Collection entries:
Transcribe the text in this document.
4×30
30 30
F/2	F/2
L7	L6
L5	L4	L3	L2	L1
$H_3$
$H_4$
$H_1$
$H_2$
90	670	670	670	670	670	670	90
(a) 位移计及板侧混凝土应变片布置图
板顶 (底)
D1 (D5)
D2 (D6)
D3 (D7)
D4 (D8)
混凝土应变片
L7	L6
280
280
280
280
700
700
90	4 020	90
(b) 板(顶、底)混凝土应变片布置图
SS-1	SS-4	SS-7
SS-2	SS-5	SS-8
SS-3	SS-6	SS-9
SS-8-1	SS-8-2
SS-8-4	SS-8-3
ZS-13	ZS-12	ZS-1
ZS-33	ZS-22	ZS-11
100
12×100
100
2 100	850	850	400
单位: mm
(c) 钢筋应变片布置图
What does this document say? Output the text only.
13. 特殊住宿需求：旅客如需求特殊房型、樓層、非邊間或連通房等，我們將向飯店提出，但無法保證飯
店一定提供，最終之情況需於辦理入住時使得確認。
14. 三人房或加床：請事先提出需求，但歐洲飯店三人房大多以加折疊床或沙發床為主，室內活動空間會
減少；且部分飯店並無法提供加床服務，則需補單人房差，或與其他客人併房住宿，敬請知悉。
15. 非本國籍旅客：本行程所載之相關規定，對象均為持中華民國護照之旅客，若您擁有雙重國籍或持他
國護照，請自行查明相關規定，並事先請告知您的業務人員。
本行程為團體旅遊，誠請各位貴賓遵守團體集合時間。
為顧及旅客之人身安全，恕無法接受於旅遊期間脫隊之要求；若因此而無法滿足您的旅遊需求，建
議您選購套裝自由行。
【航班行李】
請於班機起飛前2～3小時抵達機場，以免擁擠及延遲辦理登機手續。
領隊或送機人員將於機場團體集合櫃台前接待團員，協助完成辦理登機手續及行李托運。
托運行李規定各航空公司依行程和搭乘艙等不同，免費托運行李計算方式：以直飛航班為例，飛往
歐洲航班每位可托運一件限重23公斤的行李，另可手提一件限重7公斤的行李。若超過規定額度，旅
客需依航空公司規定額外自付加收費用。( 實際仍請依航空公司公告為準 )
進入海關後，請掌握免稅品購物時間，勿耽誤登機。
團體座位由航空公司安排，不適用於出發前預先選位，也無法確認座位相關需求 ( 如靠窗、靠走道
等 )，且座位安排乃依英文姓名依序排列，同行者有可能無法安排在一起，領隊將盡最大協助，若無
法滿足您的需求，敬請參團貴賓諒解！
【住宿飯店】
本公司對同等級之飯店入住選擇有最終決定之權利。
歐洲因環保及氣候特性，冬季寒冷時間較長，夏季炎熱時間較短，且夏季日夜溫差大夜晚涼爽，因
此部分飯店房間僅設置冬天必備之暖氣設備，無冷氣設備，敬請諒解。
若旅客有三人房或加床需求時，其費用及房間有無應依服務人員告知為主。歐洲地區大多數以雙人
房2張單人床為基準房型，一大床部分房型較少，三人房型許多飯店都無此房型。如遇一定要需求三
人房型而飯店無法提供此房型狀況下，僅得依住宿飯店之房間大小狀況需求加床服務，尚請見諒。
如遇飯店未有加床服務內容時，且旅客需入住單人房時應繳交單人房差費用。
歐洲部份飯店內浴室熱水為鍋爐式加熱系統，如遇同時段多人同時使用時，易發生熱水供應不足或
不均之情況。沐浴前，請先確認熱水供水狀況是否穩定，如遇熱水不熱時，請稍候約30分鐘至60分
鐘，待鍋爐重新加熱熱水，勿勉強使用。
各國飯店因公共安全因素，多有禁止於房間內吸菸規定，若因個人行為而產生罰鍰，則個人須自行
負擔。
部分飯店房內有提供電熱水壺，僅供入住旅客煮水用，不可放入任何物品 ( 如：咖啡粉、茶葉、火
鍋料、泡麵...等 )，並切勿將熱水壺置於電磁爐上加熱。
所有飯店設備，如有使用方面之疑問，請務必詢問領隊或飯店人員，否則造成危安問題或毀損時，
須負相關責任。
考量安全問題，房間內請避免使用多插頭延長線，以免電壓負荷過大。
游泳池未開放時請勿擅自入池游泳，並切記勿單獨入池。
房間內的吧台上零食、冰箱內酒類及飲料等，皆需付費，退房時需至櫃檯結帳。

What you should do. Would you copy out each line exactly as written?

Output below.
Transcribe the text in this document.
4×30
30 30
F/2	F/2
L7	L6
L5	L4	L3	L2	L1
$H_3$
$H_4$
$H_1$
$H_2$
90	670	670	670	670	670	670	90
(a) 位移计及板侧混凝土应变片布置图
板顶 (底)
D1 (D5)
D2 (D6)
D3 (D7)
D4 (D8)
混凝土应变片
L7	L6
280
280
280
280
700
700
90	4 020	90
(b) 板(顶、底)混凝土应变片布置图
SS-1	SS-4	SS-7
SS-2	SS-5	SS-8
SS-3	SS-6	SS-9
SS-8-1	SS-8-2
SS-8-4	SS-8-3
ZS-13	ZS-12	ZS-1
ZS-33	ZS-22	ZS-11
100
12×100
100
2 100	850	850	400
单位: mm
(c) 钢筋应变片布置图
What does this document say? Output the text only.
13. 特殊住宿需求：旅客如需求特殊房型、樓層、非邊間或連通房等，我們將向飯店提出，但無法保證飯
店一定提供，最終之情況需於辦理入住時使得確認。
14. 三人房或加床：請事先提出需求，但歐洲飯店三人房大多以加折疊床或沙發床為主，室內活動空間會
減少；且部分飯店並無法提供加床服務，則需補單人房差，或與其他客人併房住宿，敬請知悉。
15. 非本國籍旅客：本行程所載之相關規定，對象均為持中華民國護照之旅客，若您擁有雙重國籍或持他
國護照，請自行查明相關規定，並事先請告知您的業務人員。
本行程為團體旅遊，誠請各位貴賓遵守團體集合時間。
為顧及旅客之人身安全，恕無法接受於旅遊期間脫隊之要求；若因此而無法滿足您的旅遊需求，建
議您選購套裝自由行。
【航班行李】
請於班機起飛前2～3小時抵達機場，以免擁擠及延遲辦理登機手續。
領隊或送機人員將於機場團體集合櫃台前接待團員，協助完成辦理登機手續及行李托運。
托運行李規定各航空公司依行程和搭乘艙等不同，免費托運行李計算方式：以直飛航班為例，飛往
歐洲航班每位可托運一件限重23公斤的行李，另可手提一件限重7公斤的行李。若超過規定額度，旅
客需依航空公司規定額外自付加收費用。( 實際仍請依航空公司公告為準 )
進入海關後，請掌握免稅品購物時間，勿耽誤登機。
團體座位由航空公司安排，不適用於出發前預先選位，也無法確認座位相關需求 ( 如靠窗、靠走道
等 )，且座位安排乃依英文姓名依序排列，同行者有可能無法安排在一起，領隊將盡最大協助，若無
法滿足您的需求，敬請參團貴賓諒解！
【住宿飯店】
本公司對同等級之飯店入住選擇有最終決定之權利。
歐洲因環保及氣候特性，冬季寒冷時間較長，夏季炎熱時間較短，且夏季日夜溫差大夜晚涼爽，因
此部分飯店房間僅設置冬天必備之暖氣設備，無冷氣設備，敬請諒解。
若旅客有三人房或加床需求時，其費用及房間有無應依服務人員告知為主。歐洲地區大多數以雙人
房2張單人床為基準房型，一大床部分房型較少，三人房型許多飯店都無此房型。如遇一定要需求三
人房型而飯店無法提供此房型狀況下，僅得依住宿飯店之房間大小狀況需求加床服務，尚請見諒。
如遇飯店未有加床服務內容時，且旅客需入住單人房時應繳交單人房差費用。
歐洲部份飯店內浴室熱水為鍋爐式加熱系統，如遇同時段多人同時使用時，易發生熱水供應不足或
不均之情況。沐浴前，請先確認熱水供水狀況是否穩定，如遇熱水不熱時，請稍候約30分鐘至60分
鐘，待鍋爐重新加熱熱水，勿勉強使用。
各國飯店因公共安全因素，多有禁止於房間內吸菸規定，若因個人行為而產生罰鍰，則個人須自行
負擔。
部分飯店房內有提供電熱水壺，僅供入住旅客煮水用，不可放入任何物品 ( 如：咖啡粉、茶葉、火
鍋料、泡麵...等 )，並切勿將熱水壺置於電磁爐上加熱。
所有飯店設備，如有使用方面之疑問，請務必詢問領隊或飯店人員，否則造成危安問題或毀損時，
須負相關責任。
考量安全問題，房間內請避免使用多插頭延長線，以免電壓負荷過大。
游泳池未開放時請勿擅自入池游泳，並切記勿單獨入池。
房間內的吧台上零食、冰箱內酒類及飲料等，皆需付費，退房時需至櫃檯結帳。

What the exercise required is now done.